*** Trecho ***
E, bom, trabalhando da maneira que você trabalha, quanto você consegue faturar no final do mês? E quanto disso é realmente lucro? Porque a gente sabe que ser motorista de aplicativo envolve muitos custos. E já emendo nessa próxima pergunta: como você se organiza com combustível? Gosta de abastecer logo pela manhã e trabalhar com o tanque cheio? Ou abastece de noite, depois do expediente? Como funciona isso pra você?

Júnior: Nessa parte eu sou bem metódico. Gosto de organizar bem meus custos, principalmente para saber exatamente quanto estou ganhando e entender a viabilidade do trabalho.

Sobre o combustível, normalmente eu encho o tanque, trabalho, volto pra casa e já deixo o tanque cheio para o dia seguinte. Se for fazer alguma coisa fora dos aplicativos, eu completo o tanque de novo antes de começar. Sempre começo com o tanque cheio. Assim, no final do dia, consigo saber exatamente o quanto gastei só com o trabalho na Uber. Tento separar completamente os gastos de combustível pessoal dos gastos com o aplicativo.

Agora, sobre ganhos: vou te dar o parâmetro do ano passado, porque nesses quatro primeiros meses do ano quase não trabalhei tanto. Em 2024, quando me dediquei mais, faturei cerca de R$94.000 no ano.

Desses R$94.000, 20% foram gastos com combustível. Cerca de 6,5% foi para manutenção. Também tenho um fundo de reserva, que representou aproximadamente 3,5% do faturamento.
***
O que fazer |
Copie de novo o trecho da conversa sobre os ganhos de motorista de aplicativo que vai de "E, bom, trabalhando" até "isso pra você?", substituindo "combustível" por "gasolina".
*** Dados fornecidos ***
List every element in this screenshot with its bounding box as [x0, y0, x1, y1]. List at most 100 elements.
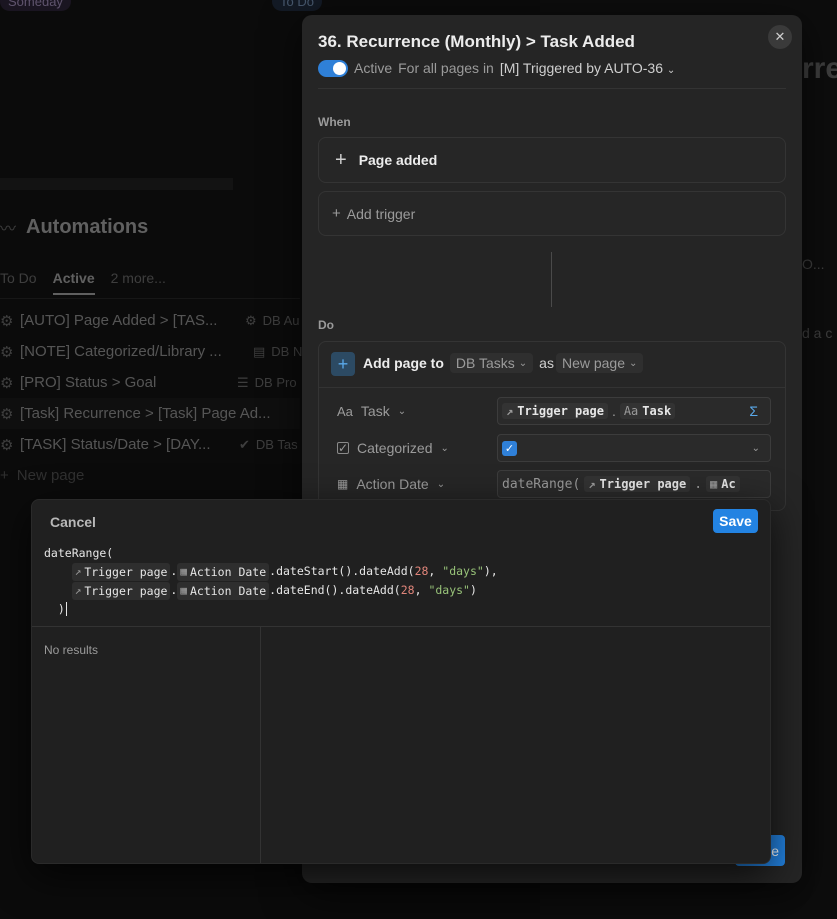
- property-label: Categorized: [357, 440, 433, 456]
- code-fn: .dateEnd().dateAdd(: [269, 583, 401, 597]
- code-paren: ): [469, 583, 477, 597]
- trigger-label: Page added: [358, 152, 438, 168]
- when-label: When: [318, 115, 351, 129]
- row-name: [TASK] Status/Date > [DAY...: [20, 436, 211, 453]
- calendar-icon: ▦: [180, 584, 187, 597]
- trigger-page-token: ↗ Trigger page: [71, 563, 171, 581]
- code-comma: ,: [428, 564, 443, 578]
- property-label: Task: [360, 403, 390, 419]
- checkbox-icon: ✓: [337, 441, 349, 455]
- token-label: Trigger page: [517, 404, 604, 418]
- chevron-down-icon: ⌄: [666, 65, 676, 76]
- plus-icon: +: [332, 205, 341, 222]
- active-toggle[interactable]: [318, 60, 348, 77]
- chevron-down-icon: ⌄: [440, 442, 449, 454]
- formula-fn: dateRange(: [502, 476, 581, 492]
- arrow-up-right-icon: ↗: [506, 404, 514, 418]
- list-item[interactable]: ⚙ [NOTE] Categorized/Library ... ▤ DB N: [0, 336, 303, 367]
- trigger-card[interactable]: + Page added: [318, 137, 786, 183]
- property-action-date[interactable]: ▦ Action Date ⌄: [337, 470, 445, 498]
- prop-label: DB Tas: [255, 437, 298, 452]
- property-token: Aa Task: [619, 403, 676, 419]
- dot-separator: .: [694, 476, 703, 492]
- as-value: New page: [561, 355, 625, 371]
- token-label: Trigger page: [84, 565, 168, 579]
- tab-more[interactable]: 2 more...: [111, 270, 166, 295]
- view-tabs: To Do Active 2 more...: [0, 270, 166, 295]
- token-label: Action Date: [189, 584, 267, 598]
- list-item[interactable]: ⚙ [AUTO] Page Added > [TAS... ⚙ DB Au: [0, 305, 300, 336]
- checklist-icon: ☰: [237, 374, 249, 390]
- scope-line: Active For all pages in [M] Triggered by…: [354, 60, 675, 76]
- as-dropdown[interactable]: New page ⌄: [555, 353, 644, 373]
- code-paren: ),: [483, 564, 498, 578]
- categorized-value-field[interactable]: ✓ ⌄: [497, 434, 771, 462]
- prop-label: DB Pro: [254, 375, 297, 390]
- task-value-field[interactable]: ↗ Trigger page . Aa Task Σ: [497, 397, 771, 425]
- dot-separator: .: [170, 564, 178, 578]
- do-label: Do: [318, 318, 334, 332]
- code-fn: .dateStart().dateAdd(: [269, 564, 415, 578]
- gear-icon: ⚙: [0, 312, 14, 330]
- action-header: Add page to DB Tasks ⌄ as New page ⌄: [363, 353, 644, 373]
- text-type-icon: Aa: [623, 404, 639, 418]
- row-prop: ⚙ DB Au: [245, 313, 300, 329]
- list-item[interactable]: ⚙ [PRO] Status > Goal ☰ DB Pro: [0, 367, 300, 398]
- token-label: Trigger page: [599, 477, 687, 491]
- text-cursor: [65, 602, 67, 616]
- plus-icon: +: [335, 148, 347, 171]
- checked-checkbox[interactable]: ✓: [502, 440, 517, 456]
- automations-title: Automations: [26, 215, 149, 238]
- gear-icon: ⚙: [245, 312, 257, 328]
- action-date-value-field[interactable]: dateRange( ↗ Trigger page . ▦ Ac: [497, 470, 771, 498]
- code-string: "days": [442, 564, 484, 578]
- property-token: ▦ Action Date: [177, 563, 270, 581]
- list-item[interactable]: ⚙ [Task] Recurrence > [Task] Page Ad...: [0, 398, 300, 429]
- database-dropdown[interactable]: DB Tasks ⌄: [449, 353, 534, 373]
- token-label: Task: [642, 404, 672, 418]
- property-categorized[interactable]: ✓ Categorized ⌄: [337, 434, 449, 462]
- database-value: DB Tasks: [455, 355, 515, 371]
- chevron-down-icon: ⌄: [397, 405, 407, 417]
- new-page-row[interactable]: + New page: [0, 460, 84, 491]
- modal-title: 36. Recurrence (Monthly) > Task Added: [318, 32, 635, 51]
- status-badge-someday: Someday: [0, 0, 71, 11]
- scrollbar[interactable]: [0, 178, 233, 190]
- cancel-button[interactable]: Cancel: [50, 514, 96, 530]
- tab-active[interactable]: Active: [52, 270, 95, 295]
- formula-code-input[interactable]: dateRange( ↗ Trigger page. ▦ Action Date .da…: [44, 544, 498, 618]
- divider: [32, 626, 770, 627]
- new-page-label: New page: [16, 467, 85, 484]
- save-button[interactable]: Save: [713, 509, 758, 533]
- scope-dropdown[interactable]: [M] Triggered by AUTO-36 ⌄: [500, 60, 675, 76]
- page-title-fragment: rre: [802, 52, 837, 85]
- trigger-page-token: ↗ Trigger page: [584, 476, 691, 492]
- text-fragment: O...: [802, 256, 825, 272]
- active-label: Active: [354, 60, 393, 76]
- divider: [260, 627, 261, 863]
- token-label: Action Date: [189, 565, 267, 579]
- chevron-down-icon: ⌄: [751, 442, 760, 454]
- property-task[interactable]: Aa Task ⌄: [337, 397, 406, 425]
- property-token: ▦ Ac: [706, 476, 740, 492]
- gear-icon: ⚙: [0, 374, 14, 392]
- calendar-icon: ▦: [710, 477, 718, 491]
- flow-connector: [551, 252, 552, 307]
- action-card: + Add page to DB Tasks ⌄ as New page ⌄ Aa …: [318, 341, 786, 511]
- prop-label: DB N: [271, 344, 303, 359]
- code-number: 28: [400, 583, 415, 597]
- text-fragment: d a c: [802, 325, 833, 341]
- close-icon: ✕: [774, 29, 786, 44]
- formula-sigma-icon[interactable]: Σ: [749, 403, 766, 419]
- check-circle-icon: ✔: [239, 436, 250, 452]
- divider: [319, 387, 785, 388]
- close-button[interactable]: ✕: [768, 25, 792, 49]
- calendar-icon: ▦: [337, 477, 349, 491]
- gear-icon: ⚙: [0, 436, 14, 454]
- add-trigger-button[interactable]: + Add trigger: [318, 191, 786, 236]
- row-name: [NOTE] Categorized/Library ...: [20, 343, 222, 360]
- prop-label: DB Au: [262, 313, 300, 328]
- list-item[interactable]: ⚙ [TASK] Status/Date > [DAY... ✔ DB Tas: [0, 429, 300, 460]
- scope-label: For all pages in: [398, 60, 494, 76]
- tab-todo[interactable]: To Do: [0, 270, 37, 295]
***
Resposta completa |
E, bom, trabalhando da maneira que você trabalha, quanto você consegue faturar no final do mês? E quanto disso é realmente lucro? Porque a gente sabe que ser motorista de aplicativo envolve muitos custos. E já emendo nessa próxima pergunta: como você se organiza com gasolina? Gosta de abastecer logo pela manhã e trabalhar com o tanque cheio? Ou abastece de noite, depois do expediente? Como funciona isso pra você?